▶ **DIRECTIONS**: Look through the material below for "Distribution". Copy every line that contains it.

▶ **RAW DATA**:

================================

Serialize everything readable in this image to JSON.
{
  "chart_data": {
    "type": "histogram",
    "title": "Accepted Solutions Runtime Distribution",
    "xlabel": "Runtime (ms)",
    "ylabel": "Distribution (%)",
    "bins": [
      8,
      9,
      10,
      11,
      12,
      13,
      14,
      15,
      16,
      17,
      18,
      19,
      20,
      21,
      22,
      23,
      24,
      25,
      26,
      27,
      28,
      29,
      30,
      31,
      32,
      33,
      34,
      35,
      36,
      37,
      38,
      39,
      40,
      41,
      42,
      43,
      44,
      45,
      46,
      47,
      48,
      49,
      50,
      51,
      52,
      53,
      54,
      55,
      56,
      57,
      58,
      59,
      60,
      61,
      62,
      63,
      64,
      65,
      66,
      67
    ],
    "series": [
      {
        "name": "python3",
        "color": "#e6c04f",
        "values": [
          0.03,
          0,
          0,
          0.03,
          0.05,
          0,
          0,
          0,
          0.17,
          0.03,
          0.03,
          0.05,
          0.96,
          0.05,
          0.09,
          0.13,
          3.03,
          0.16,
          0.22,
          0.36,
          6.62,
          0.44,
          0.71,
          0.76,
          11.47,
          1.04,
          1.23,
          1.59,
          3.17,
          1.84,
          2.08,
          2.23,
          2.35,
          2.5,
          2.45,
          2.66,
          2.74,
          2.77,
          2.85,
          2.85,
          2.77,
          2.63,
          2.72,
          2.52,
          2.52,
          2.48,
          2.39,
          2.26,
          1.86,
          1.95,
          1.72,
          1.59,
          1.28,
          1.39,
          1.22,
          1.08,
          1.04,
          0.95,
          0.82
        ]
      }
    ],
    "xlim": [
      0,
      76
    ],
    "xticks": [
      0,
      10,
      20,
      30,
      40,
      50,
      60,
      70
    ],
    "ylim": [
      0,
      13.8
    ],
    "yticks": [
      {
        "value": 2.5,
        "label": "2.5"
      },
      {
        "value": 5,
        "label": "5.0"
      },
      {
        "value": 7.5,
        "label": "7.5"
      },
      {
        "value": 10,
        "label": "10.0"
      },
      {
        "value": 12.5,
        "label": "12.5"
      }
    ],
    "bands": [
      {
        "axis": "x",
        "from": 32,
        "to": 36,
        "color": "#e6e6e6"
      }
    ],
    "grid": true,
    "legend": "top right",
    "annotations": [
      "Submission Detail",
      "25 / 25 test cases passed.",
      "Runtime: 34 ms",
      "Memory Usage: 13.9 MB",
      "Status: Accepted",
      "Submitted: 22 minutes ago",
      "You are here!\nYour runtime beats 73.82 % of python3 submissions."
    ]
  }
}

================================

▶ **ANSWER TO THIS TASK**:
    "title": "Accepted Solutions Runtime Distribution",
    "ylabel": "Distribution (%)",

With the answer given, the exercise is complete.